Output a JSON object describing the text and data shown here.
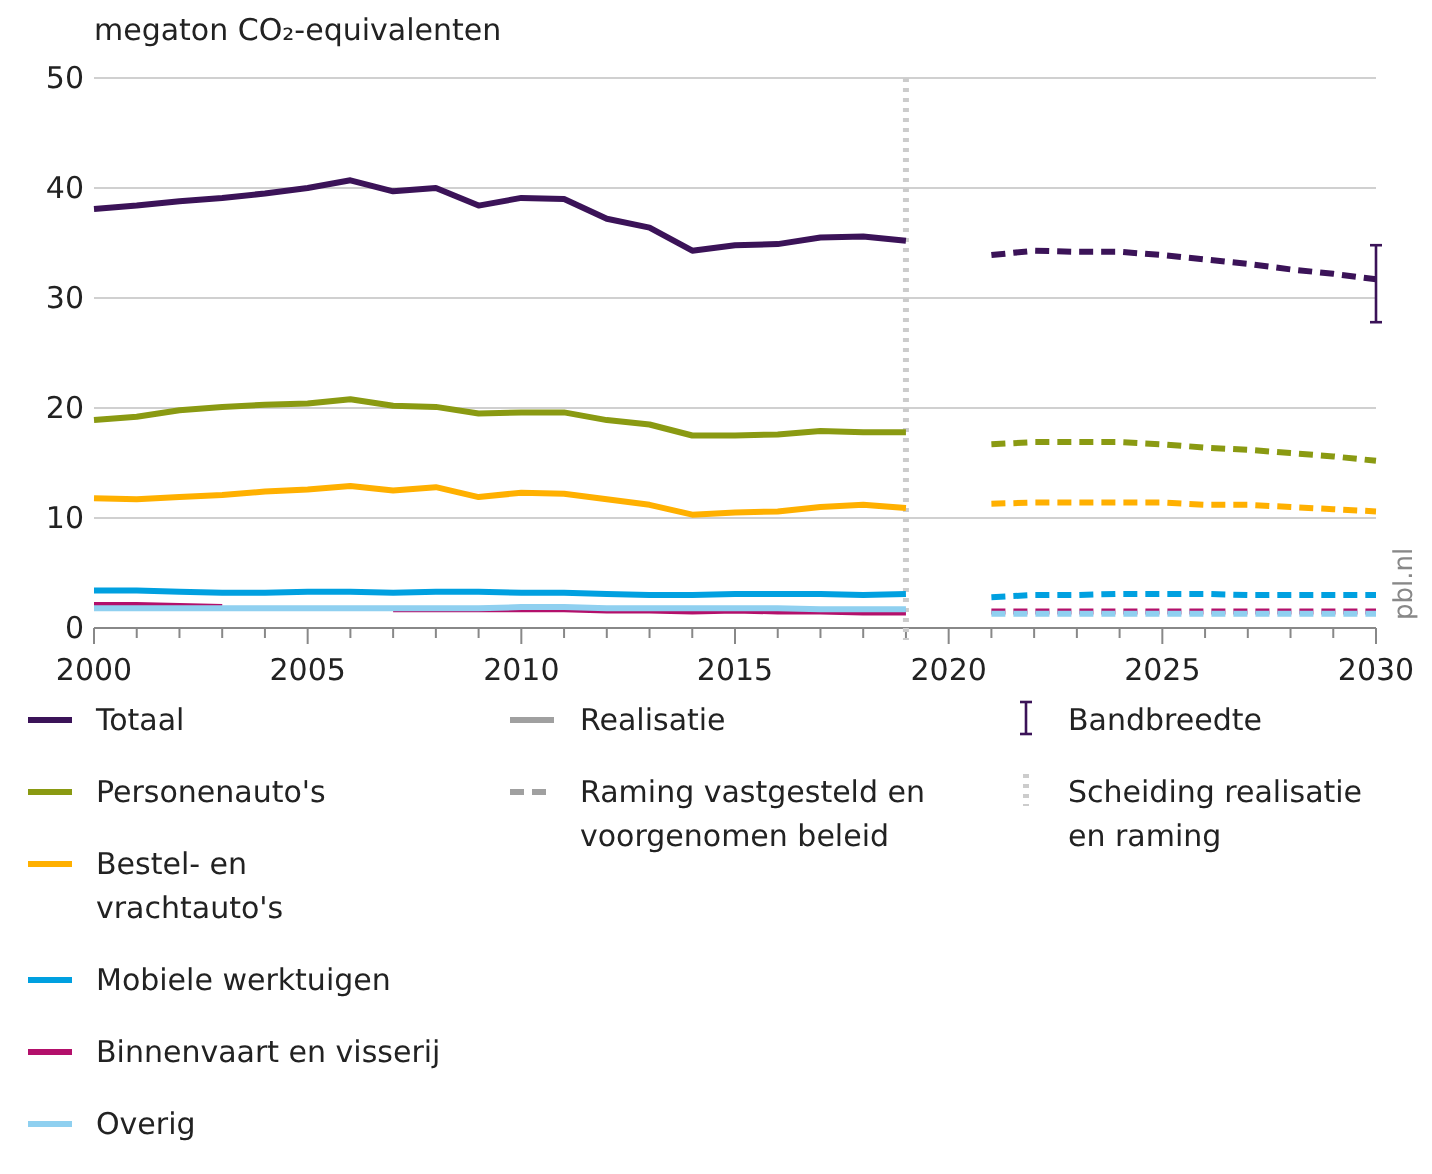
{
  "chart_data": {
    "type": "line",
    "ylabel": "megaton CO₂-equivalenten",
    "xlim": [
      2000,
      2030
    ],
    "xticks": [
      2000,
      {
        "value": 2001,
        "label": null
      },
      {
        "value": 2002,
        "label": null
      },
      {
        "value": 2003,
        "label": null
      },
      {
        "value": 2004,
        "label": null
      },
      2005,
      {
        "value": 2006,
        "label": null
      },
      {
        "value": 2007,
        "label": null
      },
      {
        "value": 2008,
        "label": null
      },
      {
        "value": 2009,
        "label": null
      },
      2010,
      {
        "value": 2011,
        "label": null
      },
      {
        "value": 2012,
        "label": null
      },
      {
        "value": 2013,
        "label": null
      },
      {
        "value": 2014,
        "label": null
      },
      2015,
      {
        "value": 2016,
        "label": null
      },
      {
        "value": 2017,
        "label": null
      },
      {
        "value": 2018,
        "label": null
      },
      {
        "value": 2019,
        "label": null
      },
      2020,
      {
        "value": 2021,
        "label": null
      },
      {
        "value": 2022,
        "label": null
      },
      {
        "value": 2023,
        "label": null
      },
      {
        "value": 2024,
        "label": null
      },
      2025,
      {
        "value": 2026,
        "label": null
      },
      {
        "value": 2027,
        "label": null
      },
      {
        "value": 2028,
        "label": null
      },
      {
        "value": 2029,
        "label": null
      },
      2030
    ],
    "ylim": [
      0,
      50
    ],
    "yticks": [
      0,
      10,
      20,
      30,
      40,
      50
    ],
    "grid": "y",
    "legend": "bottom",
    "line_style": "solid",
    "series": [
      {
        "name": "Totaal",
        "color": "#3b1358",
        "x": [
          2000,
          2001,
          2002,
          2003,
          2004,
          2005,
          2006,
          2007,
          2008,
          2009,
          2010,
          2011,
          2012,
          2013,
          2014,
          2015,
          2016,
          2017,
          2018,
          2019
        ],
        "values": [
          38.1,
          38.4,
          38.8,
          39.1,
          39.5,
          40.0,
          40.7,
          39.7,
          40.0,
          38.4,
          39.1,
          39.0,
          37.2,
          36.4,
          34.3,
          34.8,
          34.9,
          35.5,
          35.6,
          35.2
        ]
      },
      {
        "name": "Personenauto's",
        "color": "#8a9a12",
        "x": [
          2000,
          2001,
          2002,
          2003,
          2004,
          2005,
          2006,
          2007,
          2008,
          2009,
          2010,
          2011,
          2012,
          2013,
          2014,
          2015,
          2016,
          2017,
          2018,
          2019
        ],
        "values": [
          18.9,
          19.2,
          19.8,
          20.1,
          20.3,
          20.4,
          20.8,
          20.2,
          20.1,
          19.5,
          19.6,
          19.6,
          18.9,
          18.5,
          17.5,
          17.5,
          17.6,
          17.9,
          17.8,
          17.8
        ]
      },
      {
        "name": "Bestel- en\nvrachtauto's",
        "color": "#ffb000",
        "x": [
          2000,
          2001,
          2002,
          2003,
          2004,
          2005,
          2006,
          2007,
          2008,
          2009,
          2010,
          2011,
          2012,
          2013,
          2014,
          2015,
          2016,
          2017,
          2018,
          2019
        ],
        "values": [
          11.8,
          11.7,
          11.9,
          12.1,
          12.4,
          12.6,
          12.9,
          12.5,
          12.8,
          11.9,
          12.3,
          12.2,
          11.7,
          11.2,
          10.3,
          10.5,
          10.6,
          11.0,
          11.2,
          10.9
        ]
      },
      {
        "name": "Mobiele werktuigen",
        "color": "#00a0e0",
        "x": [
          2000,
          2001,
          2002,
          2003,
          2004,
          2005,
          2006,
          2007,
          2008,
          2009,
          2010,
          2011,
          2012,
          2013,
          2014,
          2015,
          2016,
          2017,
          2018,
          2019
        ],
        "values": [
          3.4,
          3.4,
          3.3,
          3.2,
          3.2,
          3.3,
          3.3,
          3.2,
          3.3,
          3.3,
          3.2,
          3.2,
          3.1,
          3.0,
          3.0,
          3.1,
          3.1,
          3.1,
          3.0,
          3.1
        ]
      },
      {
        "name": "Binnenvaart en visserij",
        "color": "#b3106b",
        "x": [
          2000,
          2001,
          2002,
          2003,
          2004,
          2005,
          2006,
          2007,
          2008,
          2009,
          2010,
          2011,
          2012,
          2013,
          2014,
          2015,
          2016,
          2017,
          2018,
          2019
        ],
        "values": [
          2.1,
          2.1,
          2.0,
          1.9,
          null,
          null,
          null,
          1.7,
          1.7,
          1.7,
          1.7,
          1.7,
          1.6,
          1.6,
          1.5,
          1.6,
          1.5,
          1.5,
          1.4,
          1.4
        ]
      },
      {
        "name": "Overig",
        "color": "#8fd0f0",
        "x": [
          2000,
          2001,
          2002,
          2003,
          2004,
          2005,
          2006,
          2007,
          2008,
          2009,
          2010,
          2011,
          2012,
          2013,
          2014,
          2015,
          2016,
          2017,
          2018,
          2019
        ],
        "values": [
          1.8,
          1.8,
          1.8,
          1.8,
          1.8,
          1.8,
          1.8,
          1.8,
          1.8,
          1.8,
          1.9,
          1.9,
          1.8,
          1.8,
          1.8,
          1.8,
          1.8,
          1.7,
          1.7,
          1.7
        ]
      },
      {
        "color": "#3b1358",
        "line_style": "dashed",
        "x": [
          2021,
          2022,
          2023,
          2024,
          2025,
          2026,
          2027,
          2028,
          2029,
          2030
        ],
        "values": [
          33.9,
          34.3,
          34.2,
          34.2,
          33.9,
          33.5,
          33.1,
          32.6,
          32.2,
          31.7
        ],
        "errors": [
          null,
          null,
          null,
          null,
          null,
          null,
          null,
          null,
          null,
          [
            27.8,
            34.8
          ]
        ]
      },
      {
        "color": "#8a9a12",
        "line_style": "dashed",
        "x": [
          2021,
          2022,
          2023,
          2024,
          2025,
          2026,
          2027,
          2028,
          2029,
          2030
        ],
        "values": [
          16.7,
          16.9,
          16.9,
          16.9,
          16.7,
          16.4,
          16.2,
          15.9,
          15.6,
          15.2
        ]
      },
      {
        "color": "#ffb000",
        "line_style": "dashed",
        "x": [
          2021,
          2022,
          2023,
          2024,
          2025,
          2026,
          2027,
          2028,
          2029,
          2030
        ],
        "values": [
          11.3,
          11.4,
          11.4,
          11.4,
          11.4,
          11.2,
          11.2,
          11.0,
          10.8,
          10.6
        ]
      },
      {
        "color": "#00a0e0",
        "line_style": "dashed",
        "x": [
          2021,
          2022,
          2023,
          2024,
          2025,
          2026,
          2027,
          2028,
          2029,
          2030
        ],
        "values": [
          2.8,
          3.0,
          3.0,
          3.1,
          3.1,
          3.1,
          3.0,
          3.0,
          3.0,
          3.0
        ]
      },
      {
        "color": "#b3106b",
        "line_style": "dashed",
        "x": [
          2021,
          2022,
          2023,
          2024,
          2025,
          2026,
          2027,
          2028,
          2029,
          2030
        ],
        "values": [
          1.5,
          1.5,
          1.5,
          1.5,
          1.5,
          1.5,
          1.5,
          1.5,
          1.5,
          1.5
        ]
      },
      {
        "color": "#8fd0f0",
        "line_style": "dashed",
        "x": [
          2021,
          2022,
          2023,
          2024,
          2025,
          2026,
          2027,
          2028,
          2029,
          2030
        ],
        "values": [
          1.3,
          1.3,
          1.3,
          1.3,
          1.3,
          1.3,
          1.3,
          1.3,
          1.3,
          1.3
        ]
      },
      {
        "name": "Realisatie",
        "color": "#a0a0a0",
        "line_style": "solid"
      },
      {
        "name": "Raming vastgesteld en\nvoorgenomen beleid",
        "color": "#a0a0a0",
        "line_style": "dashed"
      }
    ],
    "ref_lines": [
      {
        "axis": "x",
        "value": 2019,
        "label": "Scheiding realisatie\nen raming",
        "color": "#cccccc",
        "line_style": "dotted"
      }
    ],
    "annotations": [
      "Bandbreedte",
      "pbl.nl"
    ]
  }
}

───

→ **EXERCISE DIRECTIONS**
If a line above holds the string "name", copy it out.

→ **SOLUTION TO THE PROBLEM**
        "name": "Totaal",
        "name": "Personenauto's",
        "name": "Bestel- en\nvrachtauto's",
        "name": "Mobiele werktuigen",
        "name": "Binnenvaart en visserij",
        "name": "Overig",
        "name": "Realisatie",
        "name": "Raming vastgesteld en\nvoorgenomen beleid",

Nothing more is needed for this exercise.